EXERCISE DIRECTIONS
Copy every line of the listing that holds the string "JSON".
## Start
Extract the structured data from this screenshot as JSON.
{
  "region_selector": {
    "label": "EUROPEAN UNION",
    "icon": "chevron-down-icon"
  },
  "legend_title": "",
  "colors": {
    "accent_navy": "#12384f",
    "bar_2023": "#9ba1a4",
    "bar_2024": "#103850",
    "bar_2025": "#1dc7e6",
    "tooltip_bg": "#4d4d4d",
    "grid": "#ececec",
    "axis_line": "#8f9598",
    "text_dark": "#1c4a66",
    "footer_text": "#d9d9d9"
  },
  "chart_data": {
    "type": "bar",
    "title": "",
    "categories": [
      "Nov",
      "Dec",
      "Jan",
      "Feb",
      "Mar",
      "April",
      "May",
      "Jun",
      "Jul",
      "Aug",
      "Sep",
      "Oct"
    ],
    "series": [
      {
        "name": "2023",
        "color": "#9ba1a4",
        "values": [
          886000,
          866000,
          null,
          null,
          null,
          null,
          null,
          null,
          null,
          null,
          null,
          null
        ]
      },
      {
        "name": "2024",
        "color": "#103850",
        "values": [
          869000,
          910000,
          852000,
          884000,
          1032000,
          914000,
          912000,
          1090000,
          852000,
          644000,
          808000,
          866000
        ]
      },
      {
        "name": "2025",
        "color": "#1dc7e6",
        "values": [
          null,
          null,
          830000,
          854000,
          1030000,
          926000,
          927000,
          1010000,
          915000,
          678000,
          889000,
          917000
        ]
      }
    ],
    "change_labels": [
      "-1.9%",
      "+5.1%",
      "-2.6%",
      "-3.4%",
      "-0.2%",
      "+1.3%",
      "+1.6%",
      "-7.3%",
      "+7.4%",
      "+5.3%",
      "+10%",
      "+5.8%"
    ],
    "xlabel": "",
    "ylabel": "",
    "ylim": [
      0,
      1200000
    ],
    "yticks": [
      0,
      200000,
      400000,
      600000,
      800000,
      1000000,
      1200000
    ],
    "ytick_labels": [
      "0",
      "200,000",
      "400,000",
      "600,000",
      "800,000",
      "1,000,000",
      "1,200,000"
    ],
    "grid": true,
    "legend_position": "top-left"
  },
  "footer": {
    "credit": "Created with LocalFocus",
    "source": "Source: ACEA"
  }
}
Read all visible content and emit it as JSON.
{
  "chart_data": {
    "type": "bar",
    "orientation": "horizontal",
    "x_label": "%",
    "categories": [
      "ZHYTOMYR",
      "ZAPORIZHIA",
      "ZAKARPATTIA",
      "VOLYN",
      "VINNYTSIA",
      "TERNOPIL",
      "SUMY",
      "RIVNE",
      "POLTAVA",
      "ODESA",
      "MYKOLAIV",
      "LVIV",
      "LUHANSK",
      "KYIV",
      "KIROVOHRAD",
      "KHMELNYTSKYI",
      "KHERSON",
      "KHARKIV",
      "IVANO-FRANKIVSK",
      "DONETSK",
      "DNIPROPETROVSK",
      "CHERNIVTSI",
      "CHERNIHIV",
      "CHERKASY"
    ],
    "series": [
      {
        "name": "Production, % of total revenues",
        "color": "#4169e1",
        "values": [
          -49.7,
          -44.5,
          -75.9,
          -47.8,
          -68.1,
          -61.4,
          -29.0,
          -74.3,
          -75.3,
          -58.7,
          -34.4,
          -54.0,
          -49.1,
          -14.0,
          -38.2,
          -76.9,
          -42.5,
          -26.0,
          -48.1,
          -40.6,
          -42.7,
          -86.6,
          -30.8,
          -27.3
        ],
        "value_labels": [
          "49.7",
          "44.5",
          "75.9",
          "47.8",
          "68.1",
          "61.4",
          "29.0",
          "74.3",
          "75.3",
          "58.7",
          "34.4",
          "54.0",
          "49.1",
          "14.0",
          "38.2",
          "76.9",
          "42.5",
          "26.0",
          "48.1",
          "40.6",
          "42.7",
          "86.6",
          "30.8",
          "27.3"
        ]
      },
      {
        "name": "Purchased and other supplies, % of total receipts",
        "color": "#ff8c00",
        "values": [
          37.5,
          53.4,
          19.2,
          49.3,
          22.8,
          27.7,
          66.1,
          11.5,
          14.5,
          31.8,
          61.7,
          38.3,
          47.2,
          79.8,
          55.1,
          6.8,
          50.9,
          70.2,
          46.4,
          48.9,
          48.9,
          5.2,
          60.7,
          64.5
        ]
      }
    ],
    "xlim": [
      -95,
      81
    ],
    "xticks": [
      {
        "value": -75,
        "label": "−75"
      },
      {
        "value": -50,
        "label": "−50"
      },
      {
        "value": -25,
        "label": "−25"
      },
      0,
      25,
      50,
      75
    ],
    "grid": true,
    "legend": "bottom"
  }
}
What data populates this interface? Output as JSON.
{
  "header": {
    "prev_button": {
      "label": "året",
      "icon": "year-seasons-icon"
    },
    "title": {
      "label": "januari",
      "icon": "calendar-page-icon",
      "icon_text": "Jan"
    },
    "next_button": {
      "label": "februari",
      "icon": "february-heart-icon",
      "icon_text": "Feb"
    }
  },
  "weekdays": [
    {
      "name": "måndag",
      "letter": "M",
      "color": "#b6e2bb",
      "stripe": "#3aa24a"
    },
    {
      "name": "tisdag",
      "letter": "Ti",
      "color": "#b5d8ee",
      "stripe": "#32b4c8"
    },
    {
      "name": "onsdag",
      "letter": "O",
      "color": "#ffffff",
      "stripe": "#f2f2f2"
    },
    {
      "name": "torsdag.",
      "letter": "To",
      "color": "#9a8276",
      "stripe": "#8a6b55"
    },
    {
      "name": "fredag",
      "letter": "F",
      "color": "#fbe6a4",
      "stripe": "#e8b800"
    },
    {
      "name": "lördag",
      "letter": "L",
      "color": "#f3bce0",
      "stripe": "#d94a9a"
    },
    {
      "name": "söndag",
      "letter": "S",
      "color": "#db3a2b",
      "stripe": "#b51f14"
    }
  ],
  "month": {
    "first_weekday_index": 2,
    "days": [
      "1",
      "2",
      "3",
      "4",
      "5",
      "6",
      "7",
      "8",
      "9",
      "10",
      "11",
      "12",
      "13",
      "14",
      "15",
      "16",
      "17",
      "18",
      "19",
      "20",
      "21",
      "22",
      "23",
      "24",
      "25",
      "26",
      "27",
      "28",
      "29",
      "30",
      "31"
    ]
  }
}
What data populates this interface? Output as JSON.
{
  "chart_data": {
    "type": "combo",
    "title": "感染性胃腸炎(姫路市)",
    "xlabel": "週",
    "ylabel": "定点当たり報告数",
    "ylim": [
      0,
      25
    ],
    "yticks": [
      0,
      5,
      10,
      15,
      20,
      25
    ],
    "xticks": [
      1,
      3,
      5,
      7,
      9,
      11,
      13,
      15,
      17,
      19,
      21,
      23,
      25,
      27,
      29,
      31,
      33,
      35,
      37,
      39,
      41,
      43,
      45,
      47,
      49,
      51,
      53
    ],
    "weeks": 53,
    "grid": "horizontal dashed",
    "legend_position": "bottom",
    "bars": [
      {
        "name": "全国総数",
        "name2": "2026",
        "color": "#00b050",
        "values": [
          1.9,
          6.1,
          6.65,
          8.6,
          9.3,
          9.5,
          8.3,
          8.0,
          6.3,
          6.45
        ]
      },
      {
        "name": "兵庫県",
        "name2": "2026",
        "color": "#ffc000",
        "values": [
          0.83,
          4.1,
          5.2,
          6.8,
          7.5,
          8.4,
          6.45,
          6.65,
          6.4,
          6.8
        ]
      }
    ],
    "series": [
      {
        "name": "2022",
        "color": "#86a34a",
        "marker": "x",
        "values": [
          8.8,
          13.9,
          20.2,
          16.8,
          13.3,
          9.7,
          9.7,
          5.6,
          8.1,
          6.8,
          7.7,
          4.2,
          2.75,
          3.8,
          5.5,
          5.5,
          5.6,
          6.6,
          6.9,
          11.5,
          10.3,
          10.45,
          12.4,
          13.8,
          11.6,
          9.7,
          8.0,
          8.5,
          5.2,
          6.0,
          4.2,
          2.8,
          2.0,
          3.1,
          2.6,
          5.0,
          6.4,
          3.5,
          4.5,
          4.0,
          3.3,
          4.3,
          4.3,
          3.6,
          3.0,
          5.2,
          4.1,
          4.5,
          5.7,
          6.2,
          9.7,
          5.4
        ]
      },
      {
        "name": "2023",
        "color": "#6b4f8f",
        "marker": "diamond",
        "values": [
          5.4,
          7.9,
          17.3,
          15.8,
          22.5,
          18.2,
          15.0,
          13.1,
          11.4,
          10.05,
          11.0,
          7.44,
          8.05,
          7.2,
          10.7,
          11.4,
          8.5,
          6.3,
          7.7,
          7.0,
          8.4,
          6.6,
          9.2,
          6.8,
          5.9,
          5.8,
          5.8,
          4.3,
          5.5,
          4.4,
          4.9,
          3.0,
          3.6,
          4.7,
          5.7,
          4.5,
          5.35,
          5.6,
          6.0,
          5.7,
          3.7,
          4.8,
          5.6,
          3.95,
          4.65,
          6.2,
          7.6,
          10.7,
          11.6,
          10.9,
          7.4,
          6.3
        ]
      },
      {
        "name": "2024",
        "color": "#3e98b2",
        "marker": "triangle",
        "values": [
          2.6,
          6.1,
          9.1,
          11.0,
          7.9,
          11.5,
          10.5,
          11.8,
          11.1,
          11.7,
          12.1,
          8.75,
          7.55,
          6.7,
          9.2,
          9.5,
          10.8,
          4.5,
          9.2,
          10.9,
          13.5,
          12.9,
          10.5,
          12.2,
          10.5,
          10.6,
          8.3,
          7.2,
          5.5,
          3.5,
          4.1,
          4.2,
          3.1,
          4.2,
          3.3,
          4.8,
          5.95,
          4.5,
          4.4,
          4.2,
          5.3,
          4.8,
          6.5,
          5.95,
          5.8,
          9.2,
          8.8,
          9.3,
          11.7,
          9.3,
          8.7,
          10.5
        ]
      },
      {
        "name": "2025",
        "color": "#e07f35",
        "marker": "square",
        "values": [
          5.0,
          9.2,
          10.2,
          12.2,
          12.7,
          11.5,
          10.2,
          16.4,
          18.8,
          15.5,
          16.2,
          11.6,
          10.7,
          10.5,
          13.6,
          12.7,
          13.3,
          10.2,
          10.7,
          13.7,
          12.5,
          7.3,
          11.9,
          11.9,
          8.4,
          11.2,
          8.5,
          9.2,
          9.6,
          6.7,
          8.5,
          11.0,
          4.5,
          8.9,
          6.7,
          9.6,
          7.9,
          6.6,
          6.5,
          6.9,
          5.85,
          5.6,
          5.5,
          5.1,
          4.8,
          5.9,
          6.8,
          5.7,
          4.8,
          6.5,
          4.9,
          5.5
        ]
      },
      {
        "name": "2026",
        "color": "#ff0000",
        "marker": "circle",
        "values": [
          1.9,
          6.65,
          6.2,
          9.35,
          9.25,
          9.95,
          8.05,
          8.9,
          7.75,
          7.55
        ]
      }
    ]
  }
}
## End
THE RESPONSE
Extract the structured data from this screenshot as JSON.
Read all visible content and emit it as JSON.
What data populates this interface? Output as JSON.
What data populates this interface? Output as JSON.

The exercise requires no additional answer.